- AIM: Copy every line of the material below word for word, leaving out the pictures.

- MATERIAL TO PROCESS:
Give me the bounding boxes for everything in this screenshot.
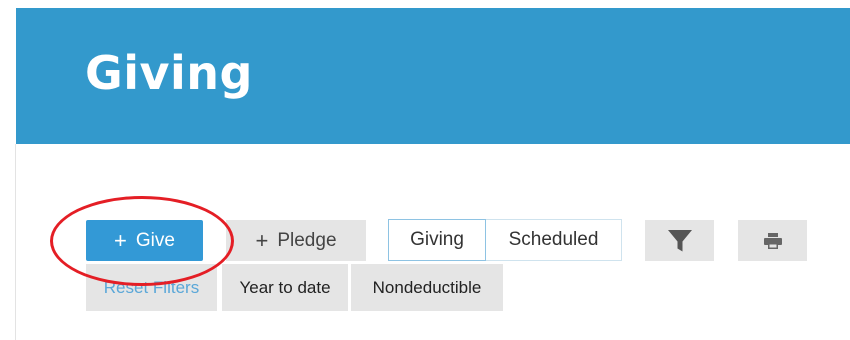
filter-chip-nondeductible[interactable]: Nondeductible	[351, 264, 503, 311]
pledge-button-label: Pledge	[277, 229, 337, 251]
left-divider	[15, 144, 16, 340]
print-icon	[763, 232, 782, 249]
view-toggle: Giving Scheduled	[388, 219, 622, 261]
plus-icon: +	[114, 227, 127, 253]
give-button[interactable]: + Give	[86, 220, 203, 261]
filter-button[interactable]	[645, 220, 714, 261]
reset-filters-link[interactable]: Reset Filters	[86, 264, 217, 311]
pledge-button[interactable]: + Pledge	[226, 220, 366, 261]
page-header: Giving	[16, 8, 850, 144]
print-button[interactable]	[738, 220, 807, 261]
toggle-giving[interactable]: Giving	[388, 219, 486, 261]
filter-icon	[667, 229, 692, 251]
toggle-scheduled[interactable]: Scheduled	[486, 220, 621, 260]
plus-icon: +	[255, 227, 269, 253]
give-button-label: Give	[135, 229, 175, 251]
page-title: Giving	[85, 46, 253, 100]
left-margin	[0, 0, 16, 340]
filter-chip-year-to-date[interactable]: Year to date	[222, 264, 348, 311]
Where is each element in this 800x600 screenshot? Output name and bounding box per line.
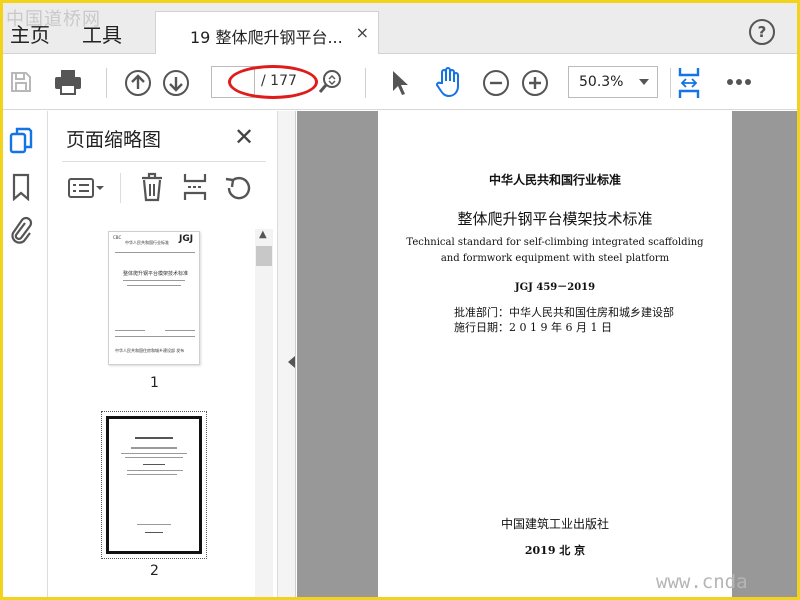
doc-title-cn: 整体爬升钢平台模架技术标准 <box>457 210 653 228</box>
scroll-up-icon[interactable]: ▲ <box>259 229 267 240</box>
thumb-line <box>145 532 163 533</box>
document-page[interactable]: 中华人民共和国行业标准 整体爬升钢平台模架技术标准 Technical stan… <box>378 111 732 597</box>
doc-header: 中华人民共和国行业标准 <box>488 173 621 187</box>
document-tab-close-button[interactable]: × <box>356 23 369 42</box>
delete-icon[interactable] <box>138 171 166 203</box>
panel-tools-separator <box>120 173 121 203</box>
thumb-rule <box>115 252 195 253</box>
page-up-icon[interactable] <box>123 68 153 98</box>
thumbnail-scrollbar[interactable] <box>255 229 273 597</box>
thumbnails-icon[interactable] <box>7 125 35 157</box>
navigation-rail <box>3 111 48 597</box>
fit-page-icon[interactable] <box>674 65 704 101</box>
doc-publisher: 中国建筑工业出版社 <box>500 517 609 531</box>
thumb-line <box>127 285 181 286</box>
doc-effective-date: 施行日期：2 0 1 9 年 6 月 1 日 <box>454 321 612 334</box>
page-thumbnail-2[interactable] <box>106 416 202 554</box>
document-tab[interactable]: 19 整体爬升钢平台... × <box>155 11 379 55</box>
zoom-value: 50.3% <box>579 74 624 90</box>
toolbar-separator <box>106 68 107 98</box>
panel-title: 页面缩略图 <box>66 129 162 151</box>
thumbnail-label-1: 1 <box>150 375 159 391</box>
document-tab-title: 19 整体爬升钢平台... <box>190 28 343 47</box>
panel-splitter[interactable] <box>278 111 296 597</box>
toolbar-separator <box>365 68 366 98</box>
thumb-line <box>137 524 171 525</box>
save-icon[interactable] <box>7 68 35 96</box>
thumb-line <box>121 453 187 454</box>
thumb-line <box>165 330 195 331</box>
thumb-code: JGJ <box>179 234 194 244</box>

- SOLUTION TO THIS TASK:
Give me the bounding boxes for everything in this screenshot.
filter-chip-nondeductible[interactable]: Nondeductible	[351, 264, 503, 311]
pledge-button-label: Pledge	[277, 229, 337, 251]
left-divider	[15, 144, 16, 340]
print-icon	[763, 232, 782, 249]
view-toggle: Giving Scheduled	[388, 219, 622, 261]
plus-icon: +	[114, 227, 127, 253]
give-button[interactable]: + Give	[86, 220, 203, 261]
filter-button[interactable]	[645, 220, 714, 261]
reset-filters-link[interactable]: Reset Filters	[86, 264, 217, 311]
pledge-button[interactable]: + Pledge	[226, 220, 366, 261]
page-header: Giving	[16, 8, 850, 144]
print-button[interactable]	[738, 220, 807, 261]
toggle-giving[interactable]: Giving	[388, 219, 486, 261]
filter-icon	[667, 229, 692, 251]
toggle-scheduled[interactable]: Scheduled	[486, 220, 621, 260]
plus-icon: +	[255, 227, 269, 253]
give-button-label: Give	[135, 229, 175, 251]
page-title: Giving	[85, 46, 253, 100]
left-margin	[0, 0, 16, 340]
filter-chip-year-to-date[interactable]: Year to date	[222, 264, 348, 311]
Where is each element in this 800x600 screenshot? Output name and bounding box per line.
doc-title-cn: 整体爬升钢平台模架技术标准 <box>457 210 653 228</box>
scroll-up-icon[interactable]: ▲ <box>259 229 267 240</box>
thumb-line <box>145 532 163 533</box>
document-page[interactable]: 中华人民共和国行业标准 整体爬升钢平台模架技术标准 Technical stan… <box>378 111 732 597</box>
doc-header: 中华人民共和国行业标准 <box>488 173 621 187</box>
document-tab-close-button[interactable]: × <box>356 23 369 42</box>
delete-icon[interactable] <box>138 171 166 203</box>
panel-tools-separator <box>120 173 121 203</box>
thumb-rule <box>115 252 195 253</box>
page-up-icon[interactable] <box>123 68 153 98</box>
thumbnail-scrollbar[interactable] <box>255 229 273 597</box>
thumbnails-icon[interactable] <box>7 125 35 157</box>
navigation-rail <box>3 111 48 597</box>
fit-page-icon[interactable] <box>674 65 704 101</box>
doc-publisher: 中国建筑工业出版社 <box>500 517 609 531</box>
thumb-line <box>127 285 181 286</box>
doc-effective-date: 施行日期：2 0 1 9 年 6 月 1 日 <box>454 321 612 334</box>
page-thumbnail-2[interactable] <box>106 416 202 554</box>
document-tab[interactable]: 19 整体爬升钢平台... × <box>155 11 379 55</box>
zoom-value: 50.3% <box>579 74 624 90</box>
toolbar-separator <box>106 68 107 98</box>
panel-title: 页面缩略图 <box>66 129 162 151</box>
thumbnail-label-1: 1 <box>150 375 159 391</box>
document-tab-title: 19 整体爬升钢平台... <box>190 28 343 47</box>
panel-splitter[interactable] <box>278 111 296 597</box>
toolbar-separator <box>365 68 366 98</box>
thumb-line <box>137 524 171 525</box>
save-icon[interactable] <box>7 68 35 96</box>
thumb-line <box>121 453 187 454</box>
thumb-line <box>165 330 195 331</box>
thumb-code: JGJ <box>179 234 194 244</box>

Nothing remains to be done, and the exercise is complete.